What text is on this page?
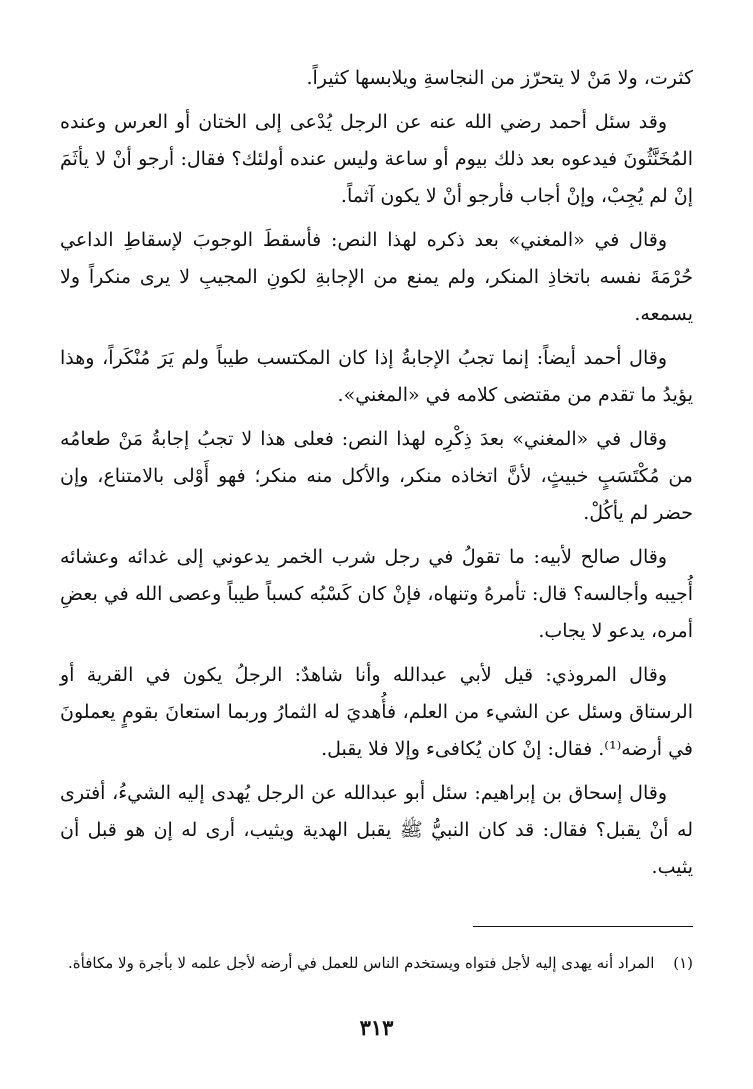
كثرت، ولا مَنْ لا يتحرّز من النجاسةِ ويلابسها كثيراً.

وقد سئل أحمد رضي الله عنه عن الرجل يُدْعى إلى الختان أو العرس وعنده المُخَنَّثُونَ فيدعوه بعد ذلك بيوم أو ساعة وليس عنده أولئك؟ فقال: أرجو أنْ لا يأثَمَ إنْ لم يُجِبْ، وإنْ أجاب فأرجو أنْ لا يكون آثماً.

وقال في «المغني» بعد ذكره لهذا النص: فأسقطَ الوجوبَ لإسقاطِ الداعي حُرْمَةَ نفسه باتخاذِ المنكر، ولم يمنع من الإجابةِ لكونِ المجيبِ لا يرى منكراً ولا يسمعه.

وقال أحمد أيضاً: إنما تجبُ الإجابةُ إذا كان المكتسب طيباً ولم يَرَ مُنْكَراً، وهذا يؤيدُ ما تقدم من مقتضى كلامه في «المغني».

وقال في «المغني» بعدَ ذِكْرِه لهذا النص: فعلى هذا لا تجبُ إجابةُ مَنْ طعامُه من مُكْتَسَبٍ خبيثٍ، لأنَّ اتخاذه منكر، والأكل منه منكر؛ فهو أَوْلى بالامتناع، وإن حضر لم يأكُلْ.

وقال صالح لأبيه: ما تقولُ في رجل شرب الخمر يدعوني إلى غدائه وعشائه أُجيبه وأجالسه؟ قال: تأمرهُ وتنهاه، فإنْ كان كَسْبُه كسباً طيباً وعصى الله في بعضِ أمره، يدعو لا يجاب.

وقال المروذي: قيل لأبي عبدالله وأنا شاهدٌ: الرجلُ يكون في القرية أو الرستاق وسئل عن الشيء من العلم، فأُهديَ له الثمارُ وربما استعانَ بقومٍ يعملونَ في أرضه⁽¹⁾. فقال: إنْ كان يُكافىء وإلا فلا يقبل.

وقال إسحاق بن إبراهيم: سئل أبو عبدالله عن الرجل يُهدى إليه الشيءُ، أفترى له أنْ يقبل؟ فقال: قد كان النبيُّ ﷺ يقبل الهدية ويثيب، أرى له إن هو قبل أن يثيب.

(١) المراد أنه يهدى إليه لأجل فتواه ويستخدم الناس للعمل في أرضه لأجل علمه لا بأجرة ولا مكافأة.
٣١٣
^^^^
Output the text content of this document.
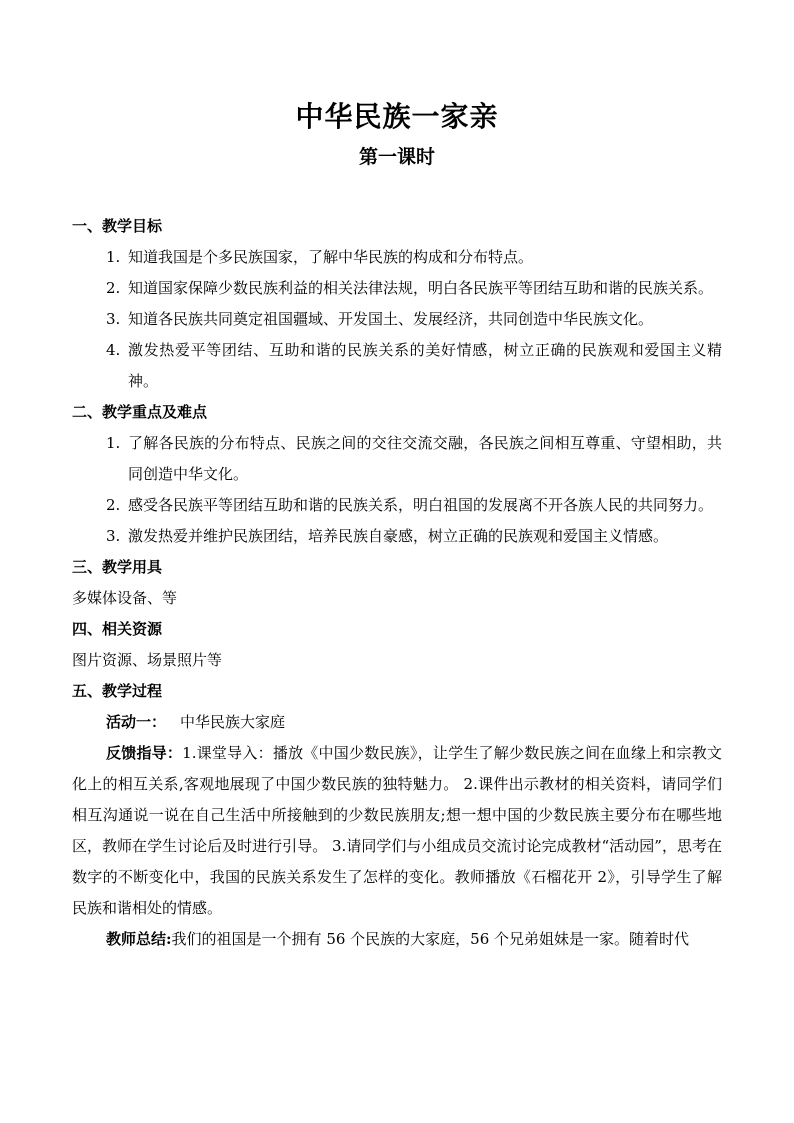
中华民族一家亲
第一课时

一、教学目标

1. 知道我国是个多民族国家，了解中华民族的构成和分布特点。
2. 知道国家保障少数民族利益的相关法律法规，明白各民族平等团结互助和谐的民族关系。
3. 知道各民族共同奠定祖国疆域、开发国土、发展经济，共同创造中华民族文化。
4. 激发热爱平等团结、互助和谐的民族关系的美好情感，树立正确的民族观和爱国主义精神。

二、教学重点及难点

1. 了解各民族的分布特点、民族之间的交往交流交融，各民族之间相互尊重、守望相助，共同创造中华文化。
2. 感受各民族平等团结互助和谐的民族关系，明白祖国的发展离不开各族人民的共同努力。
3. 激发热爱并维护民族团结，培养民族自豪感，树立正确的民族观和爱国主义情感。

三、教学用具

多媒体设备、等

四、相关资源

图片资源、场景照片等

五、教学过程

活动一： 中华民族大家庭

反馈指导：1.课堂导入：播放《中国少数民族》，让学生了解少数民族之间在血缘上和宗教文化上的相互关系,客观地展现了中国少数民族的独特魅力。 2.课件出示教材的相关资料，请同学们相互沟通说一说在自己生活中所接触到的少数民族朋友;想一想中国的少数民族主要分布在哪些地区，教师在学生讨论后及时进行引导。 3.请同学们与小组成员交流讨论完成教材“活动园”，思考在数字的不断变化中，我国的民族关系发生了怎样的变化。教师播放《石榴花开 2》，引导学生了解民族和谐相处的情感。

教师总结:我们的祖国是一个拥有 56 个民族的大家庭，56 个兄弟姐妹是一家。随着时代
^^^^
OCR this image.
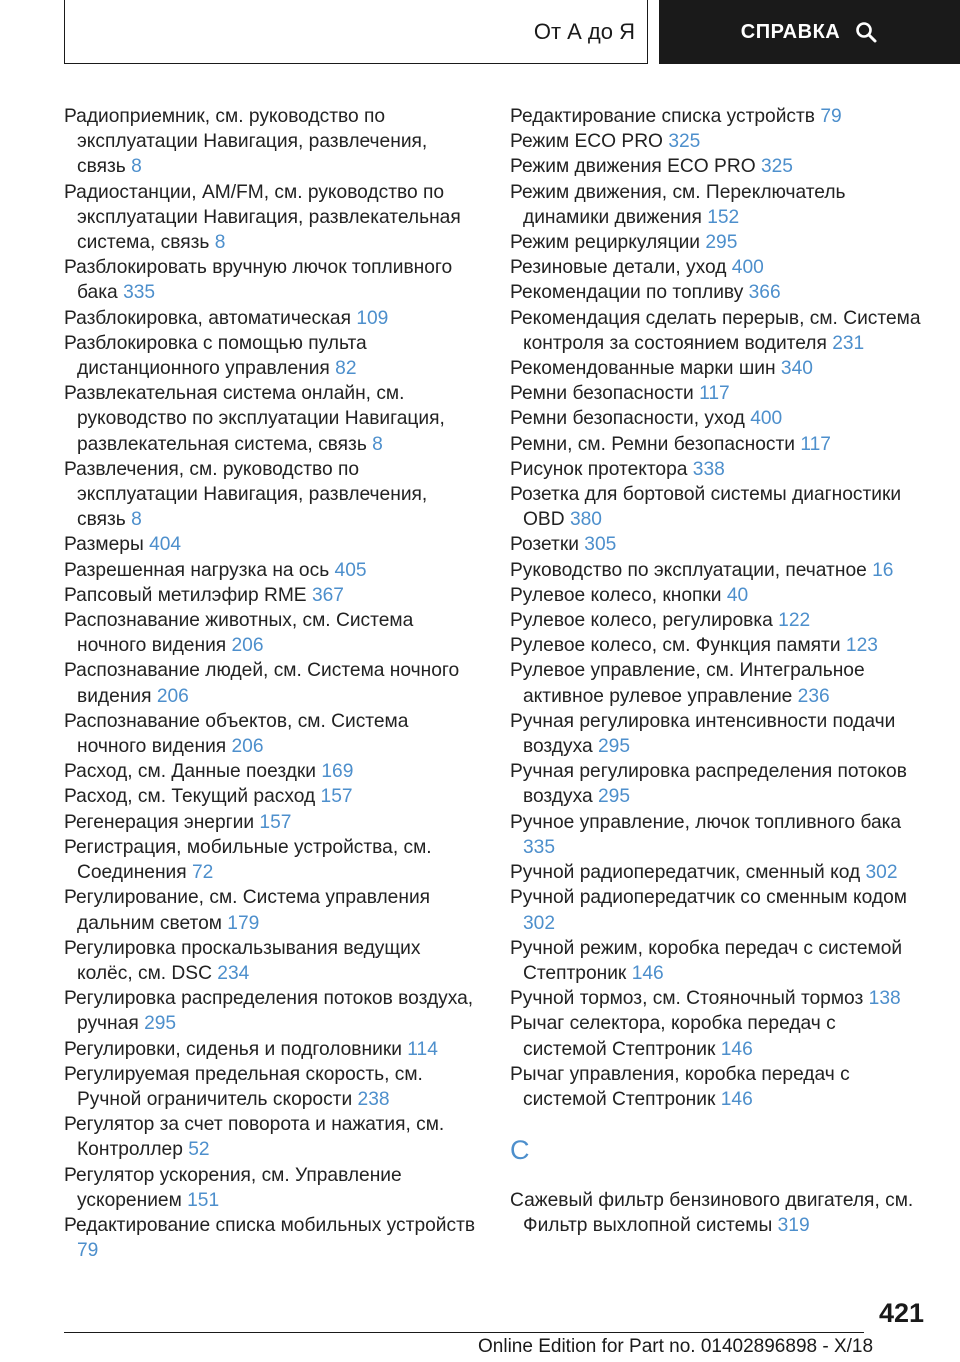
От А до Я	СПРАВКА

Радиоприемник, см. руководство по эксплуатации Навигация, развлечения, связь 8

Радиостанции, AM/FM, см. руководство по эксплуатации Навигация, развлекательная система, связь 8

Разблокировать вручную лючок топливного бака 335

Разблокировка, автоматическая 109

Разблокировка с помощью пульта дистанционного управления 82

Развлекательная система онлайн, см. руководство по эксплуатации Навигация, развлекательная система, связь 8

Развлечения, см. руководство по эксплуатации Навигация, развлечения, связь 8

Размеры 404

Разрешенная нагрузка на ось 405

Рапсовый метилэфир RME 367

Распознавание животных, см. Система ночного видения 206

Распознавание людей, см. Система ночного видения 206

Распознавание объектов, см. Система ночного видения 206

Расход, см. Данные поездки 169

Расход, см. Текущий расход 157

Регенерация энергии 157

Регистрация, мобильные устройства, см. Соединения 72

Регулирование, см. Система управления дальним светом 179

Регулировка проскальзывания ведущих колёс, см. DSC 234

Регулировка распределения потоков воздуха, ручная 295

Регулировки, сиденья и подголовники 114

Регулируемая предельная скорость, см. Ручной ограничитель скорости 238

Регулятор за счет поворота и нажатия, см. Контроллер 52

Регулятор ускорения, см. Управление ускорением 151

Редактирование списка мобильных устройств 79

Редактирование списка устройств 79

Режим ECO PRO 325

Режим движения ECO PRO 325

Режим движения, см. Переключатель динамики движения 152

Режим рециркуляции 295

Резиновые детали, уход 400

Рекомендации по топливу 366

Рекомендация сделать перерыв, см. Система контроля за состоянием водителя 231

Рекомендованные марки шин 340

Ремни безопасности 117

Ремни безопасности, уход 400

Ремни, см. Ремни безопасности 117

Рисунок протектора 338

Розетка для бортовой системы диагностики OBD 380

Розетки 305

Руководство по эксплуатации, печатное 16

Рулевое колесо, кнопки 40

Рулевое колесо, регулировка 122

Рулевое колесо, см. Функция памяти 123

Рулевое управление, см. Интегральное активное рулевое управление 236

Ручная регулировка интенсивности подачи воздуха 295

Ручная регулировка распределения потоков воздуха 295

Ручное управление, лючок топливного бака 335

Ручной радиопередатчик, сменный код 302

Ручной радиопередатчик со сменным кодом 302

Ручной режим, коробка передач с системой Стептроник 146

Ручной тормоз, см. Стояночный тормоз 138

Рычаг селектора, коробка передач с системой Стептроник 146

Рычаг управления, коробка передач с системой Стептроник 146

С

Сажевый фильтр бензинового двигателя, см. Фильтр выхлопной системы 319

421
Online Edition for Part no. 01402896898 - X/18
^^^^
Using the listing above, locate the lines that hold "распределения" and copy each one.

Регулировка распределения потоков воздуха, ручная 295
Ручная регулировка распределения потоков воздуха 295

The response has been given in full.